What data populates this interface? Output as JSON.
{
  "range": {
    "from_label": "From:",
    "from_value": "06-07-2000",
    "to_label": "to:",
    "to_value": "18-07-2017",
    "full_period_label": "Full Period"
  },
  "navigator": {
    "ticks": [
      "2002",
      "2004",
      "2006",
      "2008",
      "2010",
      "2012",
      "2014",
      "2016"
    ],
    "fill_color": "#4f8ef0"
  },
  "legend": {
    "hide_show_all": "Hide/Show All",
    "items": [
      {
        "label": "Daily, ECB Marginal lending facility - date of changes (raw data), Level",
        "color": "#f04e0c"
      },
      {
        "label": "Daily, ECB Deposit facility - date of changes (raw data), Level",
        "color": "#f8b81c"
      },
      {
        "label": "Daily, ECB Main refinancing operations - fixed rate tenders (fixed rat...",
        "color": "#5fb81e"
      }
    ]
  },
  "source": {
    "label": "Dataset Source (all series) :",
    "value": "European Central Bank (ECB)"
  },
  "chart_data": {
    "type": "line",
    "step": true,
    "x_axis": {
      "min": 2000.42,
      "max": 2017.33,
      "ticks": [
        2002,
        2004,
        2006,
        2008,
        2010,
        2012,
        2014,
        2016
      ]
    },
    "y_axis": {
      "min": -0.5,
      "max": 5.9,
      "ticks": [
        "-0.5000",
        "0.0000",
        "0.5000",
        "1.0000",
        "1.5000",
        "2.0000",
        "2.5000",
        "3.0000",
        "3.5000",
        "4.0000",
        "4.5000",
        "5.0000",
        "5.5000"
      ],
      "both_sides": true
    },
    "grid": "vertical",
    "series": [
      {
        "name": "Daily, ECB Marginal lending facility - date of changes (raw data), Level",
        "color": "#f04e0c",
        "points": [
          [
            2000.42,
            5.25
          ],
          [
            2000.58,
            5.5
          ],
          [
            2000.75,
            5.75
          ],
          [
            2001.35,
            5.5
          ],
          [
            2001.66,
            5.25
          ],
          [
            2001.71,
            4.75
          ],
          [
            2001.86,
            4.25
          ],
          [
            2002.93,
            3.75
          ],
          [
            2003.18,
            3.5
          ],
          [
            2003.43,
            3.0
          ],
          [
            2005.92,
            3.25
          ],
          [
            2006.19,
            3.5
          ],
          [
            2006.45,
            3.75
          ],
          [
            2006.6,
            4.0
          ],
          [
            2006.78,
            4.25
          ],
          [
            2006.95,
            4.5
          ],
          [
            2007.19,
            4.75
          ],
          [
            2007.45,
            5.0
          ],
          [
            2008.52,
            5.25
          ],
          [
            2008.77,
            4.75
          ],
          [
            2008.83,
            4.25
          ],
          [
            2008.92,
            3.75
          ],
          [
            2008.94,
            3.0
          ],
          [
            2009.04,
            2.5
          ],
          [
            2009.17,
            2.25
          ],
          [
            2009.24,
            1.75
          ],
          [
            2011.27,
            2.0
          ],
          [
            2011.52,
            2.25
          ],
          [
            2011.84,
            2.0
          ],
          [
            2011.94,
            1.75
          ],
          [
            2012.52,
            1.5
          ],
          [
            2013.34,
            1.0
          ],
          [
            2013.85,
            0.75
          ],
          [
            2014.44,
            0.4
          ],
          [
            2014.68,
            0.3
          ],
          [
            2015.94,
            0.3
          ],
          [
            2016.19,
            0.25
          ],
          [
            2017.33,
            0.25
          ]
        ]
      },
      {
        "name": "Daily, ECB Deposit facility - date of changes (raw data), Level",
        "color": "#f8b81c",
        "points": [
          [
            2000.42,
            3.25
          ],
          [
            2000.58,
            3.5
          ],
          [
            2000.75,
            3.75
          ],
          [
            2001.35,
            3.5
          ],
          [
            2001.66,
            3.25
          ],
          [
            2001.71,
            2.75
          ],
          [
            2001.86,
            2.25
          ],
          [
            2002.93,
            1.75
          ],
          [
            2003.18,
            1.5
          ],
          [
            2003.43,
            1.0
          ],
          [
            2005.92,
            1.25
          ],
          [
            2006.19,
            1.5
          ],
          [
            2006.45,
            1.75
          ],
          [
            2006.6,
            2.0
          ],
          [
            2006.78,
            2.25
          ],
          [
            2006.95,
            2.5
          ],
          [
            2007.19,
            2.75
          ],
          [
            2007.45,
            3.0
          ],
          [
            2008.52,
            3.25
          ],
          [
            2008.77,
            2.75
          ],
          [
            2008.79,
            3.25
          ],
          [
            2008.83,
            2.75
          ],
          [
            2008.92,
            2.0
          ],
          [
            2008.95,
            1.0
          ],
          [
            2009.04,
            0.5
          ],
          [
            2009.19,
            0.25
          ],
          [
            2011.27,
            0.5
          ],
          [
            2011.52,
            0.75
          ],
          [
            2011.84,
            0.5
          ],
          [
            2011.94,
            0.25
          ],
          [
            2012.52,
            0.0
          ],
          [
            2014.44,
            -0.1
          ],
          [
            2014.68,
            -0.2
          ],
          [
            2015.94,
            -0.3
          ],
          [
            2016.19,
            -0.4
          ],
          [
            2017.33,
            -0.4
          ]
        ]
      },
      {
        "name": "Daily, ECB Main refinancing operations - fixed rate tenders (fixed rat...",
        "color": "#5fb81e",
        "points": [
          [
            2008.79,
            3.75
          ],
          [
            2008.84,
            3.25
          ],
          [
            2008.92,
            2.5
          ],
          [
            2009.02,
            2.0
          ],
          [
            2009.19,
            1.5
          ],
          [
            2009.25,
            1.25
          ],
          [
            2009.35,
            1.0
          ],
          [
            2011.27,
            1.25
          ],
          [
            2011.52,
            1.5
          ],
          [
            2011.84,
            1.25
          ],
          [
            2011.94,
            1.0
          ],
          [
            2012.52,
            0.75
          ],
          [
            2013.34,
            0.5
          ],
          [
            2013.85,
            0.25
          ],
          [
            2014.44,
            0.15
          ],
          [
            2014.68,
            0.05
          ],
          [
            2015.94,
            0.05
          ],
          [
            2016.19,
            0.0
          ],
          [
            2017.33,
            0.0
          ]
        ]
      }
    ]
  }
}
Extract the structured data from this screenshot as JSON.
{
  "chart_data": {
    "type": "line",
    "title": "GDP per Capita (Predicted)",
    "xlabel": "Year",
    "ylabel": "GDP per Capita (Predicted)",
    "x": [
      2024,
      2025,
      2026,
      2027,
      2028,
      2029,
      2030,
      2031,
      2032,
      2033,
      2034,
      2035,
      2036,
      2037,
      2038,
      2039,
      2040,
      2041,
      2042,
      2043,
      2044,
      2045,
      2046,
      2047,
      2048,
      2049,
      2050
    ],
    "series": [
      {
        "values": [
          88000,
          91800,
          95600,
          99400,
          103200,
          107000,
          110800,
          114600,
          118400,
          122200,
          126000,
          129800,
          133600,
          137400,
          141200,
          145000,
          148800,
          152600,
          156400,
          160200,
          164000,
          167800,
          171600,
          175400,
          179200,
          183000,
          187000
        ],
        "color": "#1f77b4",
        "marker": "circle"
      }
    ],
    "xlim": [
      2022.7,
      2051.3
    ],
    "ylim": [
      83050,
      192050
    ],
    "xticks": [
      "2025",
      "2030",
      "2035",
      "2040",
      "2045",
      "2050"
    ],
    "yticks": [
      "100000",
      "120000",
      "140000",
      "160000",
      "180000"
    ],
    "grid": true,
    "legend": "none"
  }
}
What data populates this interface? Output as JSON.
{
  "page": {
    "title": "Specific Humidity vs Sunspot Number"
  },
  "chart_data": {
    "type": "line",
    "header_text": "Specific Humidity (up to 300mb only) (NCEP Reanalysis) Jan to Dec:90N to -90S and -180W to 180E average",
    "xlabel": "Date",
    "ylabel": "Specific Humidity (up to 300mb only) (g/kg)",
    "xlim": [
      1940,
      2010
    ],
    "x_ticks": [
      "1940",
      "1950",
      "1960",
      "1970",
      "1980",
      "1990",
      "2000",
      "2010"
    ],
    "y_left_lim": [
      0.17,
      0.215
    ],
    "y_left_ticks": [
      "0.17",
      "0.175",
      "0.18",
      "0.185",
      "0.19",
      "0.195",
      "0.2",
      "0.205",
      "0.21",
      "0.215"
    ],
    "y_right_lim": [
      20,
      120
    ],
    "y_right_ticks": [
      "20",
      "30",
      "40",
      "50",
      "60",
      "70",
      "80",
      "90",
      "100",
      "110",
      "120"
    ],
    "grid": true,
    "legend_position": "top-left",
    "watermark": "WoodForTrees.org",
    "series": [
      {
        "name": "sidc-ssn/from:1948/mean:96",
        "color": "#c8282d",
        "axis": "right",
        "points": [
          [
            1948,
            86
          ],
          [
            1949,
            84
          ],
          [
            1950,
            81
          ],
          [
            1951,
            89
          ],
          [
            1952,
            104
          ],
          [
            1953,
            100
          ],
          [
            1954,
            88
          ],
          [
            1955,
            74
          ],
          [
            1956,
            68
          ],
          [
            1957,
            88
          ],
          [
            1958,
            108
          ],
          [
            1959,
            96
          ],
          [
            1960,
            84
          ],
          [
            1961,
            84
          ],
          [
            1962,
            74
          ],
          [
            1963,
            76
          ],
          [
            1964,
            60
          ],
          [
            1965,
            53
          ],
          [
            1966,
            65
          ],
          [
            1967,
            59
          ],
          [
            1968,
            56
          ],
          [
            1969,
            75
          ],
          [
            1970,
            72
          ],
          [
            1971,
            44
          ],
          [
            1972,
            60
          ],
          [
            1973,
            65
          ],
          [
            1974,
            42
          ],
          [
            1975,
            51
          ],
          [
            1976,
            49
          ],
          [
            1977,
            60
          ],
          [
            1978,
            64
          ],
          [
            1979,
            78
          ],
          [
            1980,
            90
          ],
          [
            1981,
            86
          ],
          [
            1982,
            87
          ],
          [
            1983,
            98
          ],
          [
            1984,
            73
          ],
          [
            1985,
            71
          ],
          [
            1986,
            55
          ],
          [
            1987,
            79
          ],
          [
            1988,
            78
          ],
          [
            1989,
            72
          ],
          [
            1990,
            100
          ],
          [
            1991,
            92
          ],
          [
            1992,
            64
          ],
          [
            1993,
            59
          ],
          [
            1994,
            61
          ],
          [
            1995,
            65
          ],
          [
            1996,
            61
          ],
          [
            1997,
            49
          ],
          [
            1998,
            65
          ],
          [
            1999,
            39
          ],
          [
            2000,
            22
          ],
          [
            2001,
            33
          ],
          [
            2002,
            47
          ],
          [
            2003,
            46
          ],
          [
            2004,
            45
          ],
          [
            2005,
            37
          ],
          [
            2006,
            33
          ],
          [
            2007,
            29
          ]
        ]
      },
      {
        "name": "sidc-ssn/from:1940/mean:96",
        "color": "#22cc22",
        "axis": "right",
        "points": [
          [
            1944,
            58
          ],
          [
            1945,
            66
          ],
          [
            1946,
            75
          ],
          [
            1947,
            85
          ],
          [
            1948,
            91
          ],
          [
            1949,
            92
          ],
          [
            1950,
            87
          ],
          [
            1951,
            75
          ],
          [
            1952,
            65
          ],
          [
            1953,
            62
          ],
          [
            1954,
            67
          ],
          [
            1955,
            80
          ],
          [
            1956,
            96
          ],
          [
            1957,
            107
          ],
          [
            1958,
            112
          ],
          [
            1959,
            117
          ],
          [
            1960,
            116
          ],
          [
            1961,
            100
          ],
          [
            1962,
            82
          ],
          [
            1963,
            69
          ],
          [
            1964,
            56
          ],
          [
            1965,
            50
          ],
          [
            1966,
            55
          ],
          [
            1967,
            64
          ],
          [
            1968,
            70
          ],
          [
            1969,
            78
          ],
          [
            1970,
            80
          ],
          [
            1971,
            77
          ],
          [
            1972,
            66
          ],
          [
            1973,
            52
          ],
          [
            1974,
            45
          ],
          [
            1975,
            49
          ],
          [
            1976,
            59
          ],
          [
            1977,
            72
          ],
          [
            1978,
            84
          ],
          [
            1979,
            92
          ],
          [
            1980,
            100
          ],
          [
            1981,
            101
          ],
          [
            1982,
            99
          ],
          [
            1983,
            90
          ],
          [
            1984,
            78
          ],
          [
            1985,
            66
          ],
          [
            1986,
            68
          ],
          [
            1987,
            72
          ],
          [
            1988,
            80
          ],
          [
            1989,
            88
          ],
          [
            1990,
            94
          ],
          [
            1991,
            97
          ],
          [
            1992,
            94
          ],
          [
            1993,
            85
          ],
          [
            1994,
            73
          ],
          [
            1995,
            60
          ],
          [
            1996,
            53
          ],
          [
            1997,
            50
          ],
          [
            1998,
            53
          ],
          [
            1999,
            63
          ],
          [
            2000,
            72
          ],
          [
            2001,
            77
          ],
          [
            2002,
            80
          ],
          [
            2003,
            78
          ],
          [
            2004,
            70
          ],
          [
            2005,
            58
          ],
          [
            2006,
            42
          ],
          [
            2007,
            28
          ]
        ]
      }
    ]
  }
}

━━━━━━

In the records above, locate every line with the string "tenders" and copy it.

OUTPUT FOR THIS EXERCISE
        "label": "Daily, ECB Main refinancing operations - fixed rate tenders (fixed rat...",
        "name": "Daily, ECB Main refinancing operations - fixed rate tenders (fixed rat...",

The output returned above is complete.